Data in this exercise:
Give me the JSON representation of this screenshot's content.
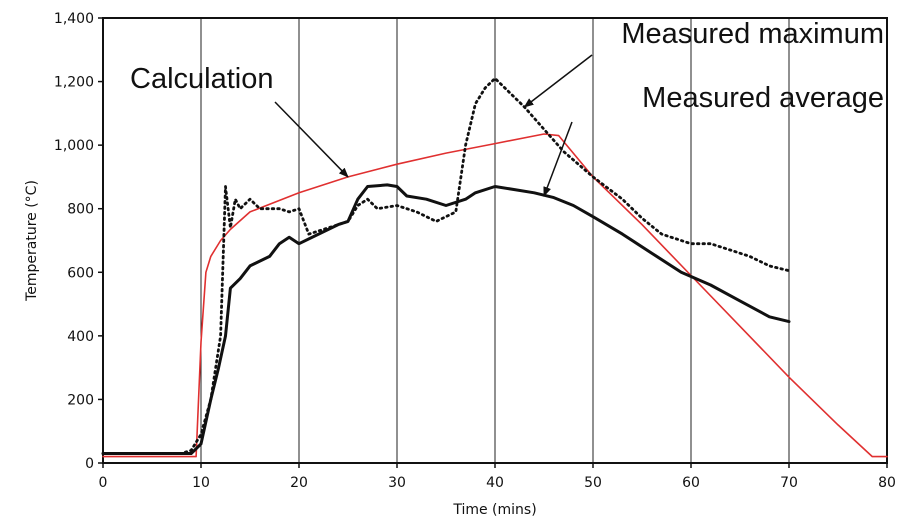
{
  "chart_data": {
    "type": "line",
    "xlabel": "Time (mins)",
    "ylabel": "Temperature (°C)",
    "xlim": [
      0,
      80
    ],
    "ylim": [
      0,
      1400
    ],
    "x_ticks": [
      "0",
      "10",
      "20",
      "30",
      "40",
      "50",
      "60",
      "70",
      "80"
    ],
    "y_ticks": [
      "0",
      "200",
      "400",
      "600",
      "800",
      "1,000",
      "1,200",
      "1,400"
    ],
    "grid": "vertical",
    "series": [
      {
        "name": "Calculation",
        "color": "#e03030",
        "style": "solid",
        "points": [
          [
            0,
            20
          ],
          [
            9.5,
            20
          ],
          [
            10,
            380
          ],
          [
            10.5,
            600
          ],
          [
            11,
            650
          ],
          [
            12,
            700
          ],
          [
            13,
            735
          ],
          [
            15,
            790
          ],
          [
            20,
            850
          ],
          [
            25,
            900
          ],
          [
            30,
            940
          ],
          [
            35,
            975
          ],
          [
            40,
            1005
          ],
          [
            45,
            1035
          ],
          [
            46.5,
            1030
          ],
          [
            50,
            900
          ],
          [
            55,
            750
          ],
          [
            60,
            590
          ],
          [
            65,
            430
          ],
          [
            70,
            270
          ],
          [
            75,
            120
          ],
          [
            78.5,
            20
          ],
          [
            80,
            20
          ]
        ]
      },
      {
        "name": "Measured average",
        "color": "#111111",
        "style": "solid",
        "points": [
          [
            0,
            30
          ],
          [
            9,
            30
          ],
          [
            10,
            60
          ],
          [
            11,
            200
          ],
          [
            11.8,
            300
          ],
          [
            12.5,
            400
          ],
          [
            13,
            550
          ],
          [
            14,
            580
          ],
          [
            15,
            620
          ],
          [
            17,
            650
          ],
          [
            18,
            690
          ],
          [
            19,
            710
          ],
          [
            20,
            690
          ],
          [
            22,
            720
          ],
          [
            24,
            750
          ],
          [
            25,
            760
          ],
          [
            26,
            830
          ],
          [
            27,
            870
          ],
          [
            29,
            875
          ],
          [
            30,
            870
          ],
          [
            31,
            840
          ],
          [
            33,
            830
          ],
          [
            35,
            810
          ],
          [
            37,
            830
          ],
          [
            38,
            850
          ],
          [
            40,
            870
          ],
          [
            42,
            860
          ],
          [
            44,
            850
          ],
          [
            46,
            835
          ],
          [
            48,
            810
          ],
          [
            50,
            775
          ],
          [
            53,
            720
          ],
          [
            56,
            660
          ],
          [
            59,
            600
          ],
          [
            62,
            560
          ],
          [
            65,
            510
          ],
          [
            68,
            460
          ],
          [
            70,
            445
          ]
        ]
      },
      {
        "name": "Measured maximum",
        "color": "#111111",
        "style": "dotted",
        "points": [
          [
            0,
            30
          ],
          [
            8,
            30
          ],
          [
            9,
            40
          ],
          [
            10,
            90
          ],
          [
            11,
            200
          ],
          [
            12,
            400
          ],
          [
            12.5,
            870
          ],
          [
            13,
            740
          ],
          [
            13.5,
            830
          ],
          [
            14,
            800
          ],
          [
            15,
            830
          ],
          [
            16,
            800
          ],
          [
            18,
            800
          ],
          [
            19,
            790
          ],
          [
            20,
            800
          ],
          [
            21,
            720
          ],
          [
            23,
            740
          ],
          [
            25,
            760
          ],
          [
            26,
            810
          ],
          [
            27,
            830
          ],
          [
            28,
            800
          ],
          [
            30,
            810
          ],
          [
            32,
            790
          ],
          [
            34,
            760
          ],
          [
            36,
            790
          ],
          [
            37,
            1000
          ],
          [
            38,
            1130
          ],
          [
            39,
            1180
          ],
          [
            40,
            1210
          ],
          [
            41,
            1180
          ],
          [
            43,
            1120
          ],
          [
            45,
            1050
          ],
          [
            47,
            980
          ],
          [
            50,
            900
          ],
          [
            53,
            830
          ],
          [
            55,
            770
          ],
          [
            57,
            720
          ],
          [
            60,
            690
          ],
          [
            62,
            690
          ],
          [
            64,
            670
          ],
          [
            66,
            650
          ],
          [
            68,
            620
          ],
          [
            70,
            605
          ]
        ]
      }
    ],
    "annotations": [
      {
        "text": "Calculation",
        "arrow_to": [
          25,
          900
        ]
      },
      {
        "text": "Measured maximum",
        "arrow_to": [
          43,
          1120
        ]
      },
      {
        "text": "Measured average",
        "arrow_to": [
          45,
          840
        ]
      }
    ]
  }
}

To be done: Give only the number of lines in the entries above that hold the string "maximum".

Complete output: 2